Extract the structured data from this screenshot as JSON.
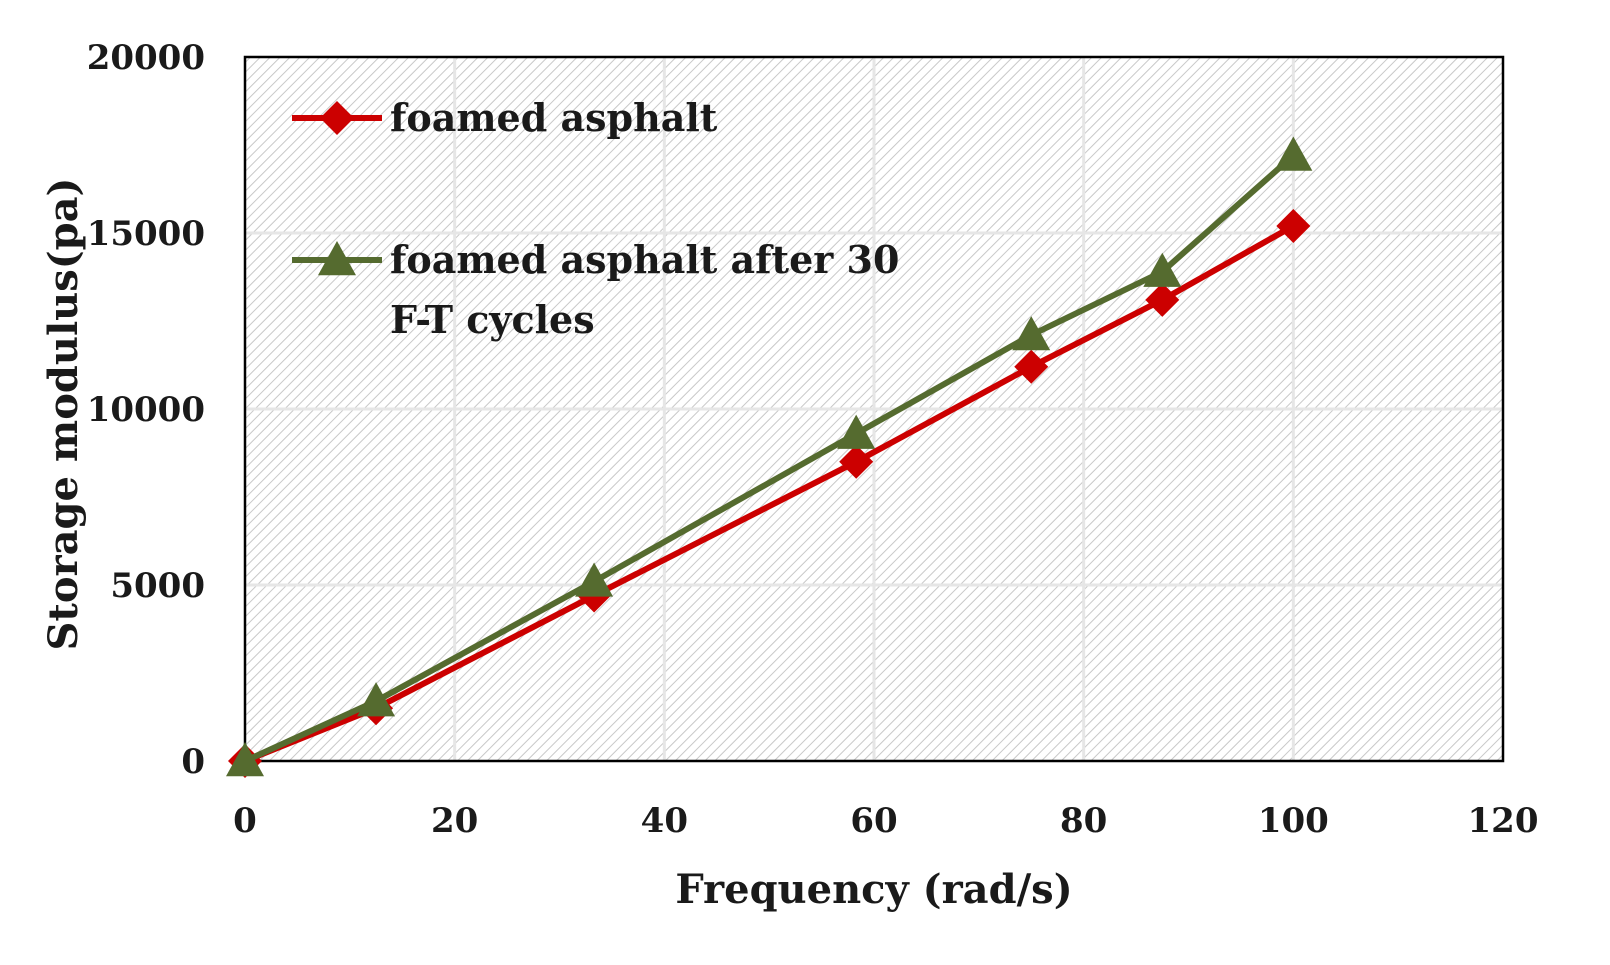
{
  "chart_data": {
    "type": "line",
    "title": "",
    "xlabel": "Frequency (rad/s)",
    "ylabel": "Storage modulus(pa)",
    "xlim": [
      0,
      120
    ],
    "ylim": [
      0,
      20000
    ],
    "xticks": [
      0,
      20,
      40,
      60,
      80,
      100,
      120
    ],
    "yticks": [
      0,
      5000,
      10000,
      15000,
      20000
    ],
    "x_tick_labels": [
      "0",
      "20",
      "40",
      "60",
      "80",
      "100",
      "120"
    ],
    "y_tick_labels": [
      "0",
      "5000",
      "10000",
      "15000",
      "20000"
    ],
    "grid": true,
    "legend_position": "top-left",
    "series": [
      {
        "name": "foamed asphalt",
        "legend_lines": [
          "foamed asphalt"
        ],
        "color": "#cc0000",
        "marker": "diamond",
        "x": [
          0,
          12.5,
          33.3,
          58.3,
          75,
          87.5,
          100
        ],
        "y": [
          0,
          1500,
          4700,
          8500,
          11200,
          13100,
          15200
        ]
      },
      {
        "name": "foamed asphalt after 30 F-T cycles",
        "legend_lines": [
          "foamed asphalt after 30",
          "F-T cycles"
        ],
        "color": "#556b2f",
        "marker": "triangle",
        "x": [
          0,
          12.5,
          33.3,
          58.3,
          75,
          87.5,
          100
        ],
        "y": [
          0,
          1700,
          5100,
          9300,
          12100,
          13900,
          17200
        ]
      }
    ]
  }
}
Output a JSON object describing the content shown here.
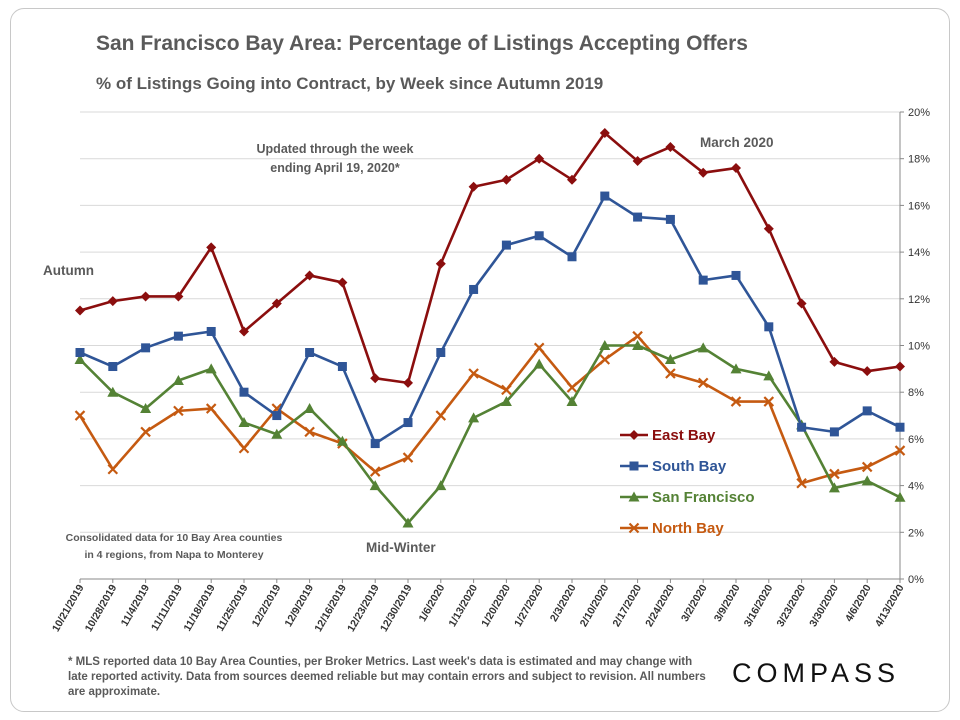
{
  "title": "San Francisco Bay Area: Percentage of Listings Accepting Offers",
  "subtitle": "% of Listings Going into Contract, by Week since Autumn 2019",
  "footnote": "* MLS reported data 10 Bay Area Counties, per Broker Metrics. Last week's data is estimated and may change with late reported activity. Data from sources deemed reliable but may contain errors and subject to revision. All numbers are approximate.",
  "logo": "COMPASS",
  "chart_data": {
    "type": "line",
    "x": [
      "10/21/2019",
      "10/28/2019",
      "11/4/2019",
      "11/11/2019",
      "11/18/2019",
      "11/25/2019",
      "12/2/2019",
      "12/9/2019",
      "12/16/2019",
      "12/23/2019",
      "12/30/2019",
      "1/6/2020",
      "1/13/2020",
      "1/20/2020",
      "1/27/2020",
      "2/3/2020",
      "2/10/2020",
      "2/17/2020",
      "2/24/2020",
      "3/2/2020",
      "3/9/2020",
      "3/16/2020",
      "3/23/2020",
      "3/30/2020",
      "4/6/2020",
      "4/13/2020"
    ],
    "ylim": [
      0,
      20
    ],
    "y_ticks": [
      "0%",
      "2%",
      "4%",
      "6%",
      "8%",
      "10%",
      "12%",
      "14%",
      "16%",
      "18%",
      "20%"
    ],
    "y_axis_side": "right",
    "grid": true,
    "legend_position": "lower-right inside plot",
    "series": [
      {
        "name": "East Bay",
        "color": "#8b0e0e",
        "marker": "diamond",
        "values": [
          11.5,
          11.9,
          12.1,
          12.1,
          14.2,
          10.6,
          11.8,
          13.0,
          12.7,
          8.6,
          8.4,
          13.5,
          16.8,
          17.1,
          18.0,
          17.1,
          19.1,
          17.9,
          18.5,
          17.4,
          17.6,
          15.0,
          11.8,
          9.3,
          8.9,
          9.1
        ]
      },
      {
        "name": "South Bay",
        "color": "#2f5597",
        "marker": "square",
        "values": [
          9.7,
          9.1,
          9.9,
          10.4,
          10.6,
          8.0,
          7.0,
          9.7,
          9.1,
          5.8,
          6.7,
          9.7,
          12.4,
          14.3,
          14.7,
          13.8,
          16.4,
          15.5,
          15.4,
          12.8,
          13.0,
          10.8,
          6.5,
          6.3,
          7.2,
          6.5
        ]
      },
      {
        "name": "San Francisco",
        "color": "#548235",
        "marker": "triangle",
        "values": [
          9.4,
          8.0,
          7.3,
          8.5,
          9.0,
          6.7,
          6.2,
          7.3,
          5.9,
          4.0,
          2.4,
          4.0,
          6.9,
          7.6,
          9.2,
          7.6,
          10.0,
          10.0,
          9.4,
          9.9,
          9.0,
          8.7,
          6.6,
          3.9,
          4.2,
          3.5
        ]
      },
      {
        "name": "North Bay",
        "color": "#c55a11",
        "marker": "x",
        "values": [
          7.0,
          4.7,
          6.3,
          7.2,
          7.3,
          5.6,
          7.3,
          6.3,
          5.8,
          4.6,
          5.2,
          7.0,
          8.8,
          8.1,
          9.9,
          8.2,
          9.4,
          10.4,
          8.8,
          8.4,
          7.6,
          7.6,
          4.1,
          4.5,
          4.8,
          5.5
        ]
      }
    ],
    "annotations": {
      "updated": [
        "Updated through the week",
        "ending April 19, 2020*"
      ],
      "autumn": "Autumn",
      "midwinter": "Mid-Winter",
      "march": "March 2020",
      "consolidated": [
        "Consolidated data for 10 Bay Area counties",
        "in 4 regions, from Napa to Monterey"
      ]
    }
  }
}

....

◆ TASK OBJECTIVE ◆
Except for the pictures, give all the material above again verbatim.

◆ RESPONSE ◆
Extract the structured data from this screenshot as JSON.
{
  "chart_data": {
    "type": "line",
    "title": "",
    "xlabel": "Frequency (rad/s)",
    "ylabel": "Storage modulus(pa)",
    "xlim": [
      0,
      120
    ],
    "ylim": [
      0,
      20000
    ],
    "xticks": [
      0,
      20,
      40,
      60,
      80,
      100,
      120
    ],
    "yticks": [
      0,
      5000,
      10000,
      15000,
      20000
    ],
    "x_tick_labels": [
      "0",
      "20",
      "40",
      "60",
      "80",
      "100",
      "120"
    ],
    "y_tick_labels": [
      "0",
      "5000",
      "10000",
      "15000",
      "20000"
    ],
    "grid": true,
    "legend_position": "top-left",
    "series": [
      {
        "name": "foamed asphalt",
        "legend_lines": [
          "foamed asphalt"
        ],
        "color": "#cc0000",
        "marker": "diamond",
        "x": [
          0,
          12.5,
          33.3,
          58.3,
          75,
          87.5,
          100
        ],
        "y": [
          0,
          1500,
          4700,
          8500,
          11200,
          13100,
          15200
        ]
      },
      {
        "name": "foamed asphalt after 30 F-T cycles",
        "legend_lines": [
          "foamed asphalt after 30",
          "F-T cycles"
        ],
        "color": "#556b2f",
        "marker": "triangle",
        "x": [
          0,
          12.5,
          33.3,
          58.3,
          75,
          87.5,
          100
        ],
        "y": [
          0,
          1700,
          5100,
          9300,
          12100,
          13900,
          17200
        ]
      }
    ]
  }
}
Output a JSON object describing the content shown here.
{
  "title": "San Francisco Bay Area: Percentage of Listings Accepting Offers",
  "subtitle": "% of Listings Going into Contract, by Week since Autumn 2019",
  "footnote": "* MLS reported data 10 Bay Area Counties, per Broker Metrics. Last week's data is estimated and may change with late reported activity. Data from sources deemed reliable but may contain errors and subject to revision. All numbers are approximate.",
  "logo": "COMPASS",
  "chart_data": {
    "type": "line",
    "x": [
      "10/21/2019",
      "10/28/2019",
      "11/4/2019",
      "11/11/2019",
      "11/18/2019",
      "11/25/2019",
      "12/2/2019",
      "12/9/2019",
      "12/16/2019",
      "12/23/2019",
      "12/30/2019",
      "1/6/2020",
      "1/13/2020",
      "1/20/2020",
      "1/27/2020",
      "2/3/2020",
      "2/10/2020",
      "2/17/2020",
      "2/24/2020",
      "3/2/2020",
      "3/9/2020",
      "3/16/2020",
      "3/23/2020",
      "3/30/2020",
      "4/6/2020",
      "4/13/2020"
    ],
    "ylim": [
      0,
      20
    ],
    "y_ticks": [
      "0%",
      "2%",
      "4%",
      "6%",
      "8%",
      "10%",
      "12%",
      "14%",
      "16%",
      "18%",
      "20%"
    ],
    "y_axis_side": "right",
    "grid": true,
    "legend_position": "lower-right inside plot",
    "series": [
      {
        "name": "East Bay",
        "color": "#8b0e0e",
        "marker": "diamond",
        "values": [
          11.5,
          11.9,
          12.1,
          12.1,
          14.2,
          10.6,
          11.8,
          13.0,
          12.7,
          8.6,
          8.4,
          13.5,
          16.8,
          17.1,
          18.0,
          17.1,
          19.1,
          17.9,
          18.5,
          17.4,
          17.6,
          15.0,
          11.8,
          9.3,
          8.9,
          9.1
        ]
      },
      {
        "name": "South Bay",
        "color": "#2f5597",
        "marker": "square",
        "values": [
          9.7,
          9.1,
          9.9,
          10.4,
          10.6,
          8.0,
          7.0,
          9.7,
          9.1,
          5.8,
          6.7,
          9.7,
          12.4,
          14.3,
          14.7,
          13.8,
          16.4,
          15.5,
          15.4,
          12.8,
          13.0,
          10.8,
          6.5,
          6.3,
          7.2,
          6.5
        ]
      },
      {
        "name": "San Francisco",
        "color": "#548235",
        "marker": "triangle",
        "values": [
          9.4,
          8.0,
          7.3,
          8.5,
          9.0,
          6.7,
          6.2,
          7.3,
          5.9,
          4.0,
          2.4,
          4.0,
          6.9,
          7.6,
          9.2,
          7.6,
          10.0,
          10.0,
          9.4,
          9.9,
          9.0,
          8.7,
          6.6,
          3.9,
          4.2,
          3.5
        ]
      },
      {
        "name": "North Bay",
        "color": "#c55a11",
        "marker": "x",
        "values": [
          7.0,
          4.7,
          6.3,
          7.2,
          7.3,
          5.6,
          7.3,
          6.3,
          5.8,
          4.6,
          5.2,
          7.0,
          8.8,
          8.1,
          9.9,
          8.2,
          9.4,
          10.4,
          8.8,
          8.4,
          7.6,
          7.6,
          4.1,
          4.5,
          4.8,
          5.5
        ]
      }
    ],
    "annotations": {
      "updated": [
        "Updated through the week",
        "ending April 19, 2020*"
      ],
      "autumn": "Autumn",
      "midwinter": "Mid-Winter",
      "march": "March 2020",
      "consolidated": [
        "Consolidated data for 10 Bay Area counties",
        "in 4 regions, from Napa to Monterey"
      ]
    }
  }
}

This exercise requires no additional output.